▶ **TASK PROMPT**:
Whenever a line below holds the word "необходимой", copy that line.

+ + + + +

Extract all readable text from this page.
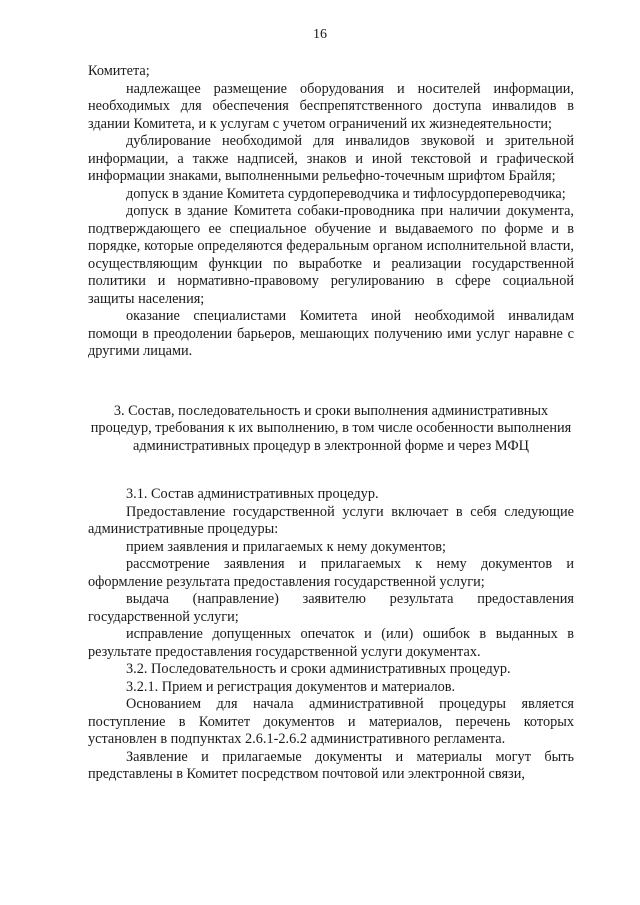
16

Комитета;

надлежащее размещение оборудования и носителей информации, необходимых для обеспечения беспрепятственного доступа инвалидов в здании Комитета, и к услугам с учетом ограничений их жизнедеятельности;

дублирование необходимой для инвалидов звуковой и зрительной информации, а также надписей, знаков и иной текстовой и графической информации знаками, выполненными рельефно-точечным шрифтом Брайля;

допуск в здание Комитета сурдопереводчика и тифлосурдопереводчика;

допуск в здание Комитета собаки-проводника при наличии документа, подтверждающего ее специальное обучение и выдаваемого по форме и в порядке, которые определяются федеральным органом исполнительной власти, осуществляющим функции по выработке и реализации государственной политики и нормативно-правовому регулированию в сфере социальной защиты населения;

оказание специалистами Комитета иной необходимой инвалидам помощи в преодолении барьеров, мешающих получению ими услуг наравне с другими лицами.

3. Состав, последовательность и сроки выполнения административных процедур, требования к их выполнению, в том числе особенности выполнения административных процедур в электронной форме и через МФЦ

3.1. Состав административных процедур.

Предоставление государственной услуги включает в себя следующие административные процедуры:

прием заявления и прилагаемых к нему документов;

рассмотрение заявления и прилагаемых к нему документов и оформление результата предоставления государственной услуги;

выдача (направление) заявителю результата предоставления государственной услуги;

исправление допущенных опечаток и (или) ошибок в выданных в результате предоставления государственной услуги документах.

3.2. Последовательность и сроки административных процедур.

3.2.1. Прием и регистрация документов и материалов.

Основанием для начала административной процедуры является поступление в Комитет документов и материалов, перечень которых установлен в подпунктах 2.6.1-2.6.2 административного регламента.

Заявление и прилагаемые документы и материалы могут быть представлены в Комитет посредством почтовой или электронной связи,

+ + + + +

▶ **WRITTEN SOLUTION**:
дублирование необходимой для инвалидов звуковой и зрительной информации, а также надписей, знаков и иной текстовой и графической информации знаками, выполненными рельефно-точечным шрифтом Брайля;
оказание специалистами Комитета иной необходимой инвалидам помощи в преодолении барьеров, мешающих получению ими услуг наравне с другими лицами.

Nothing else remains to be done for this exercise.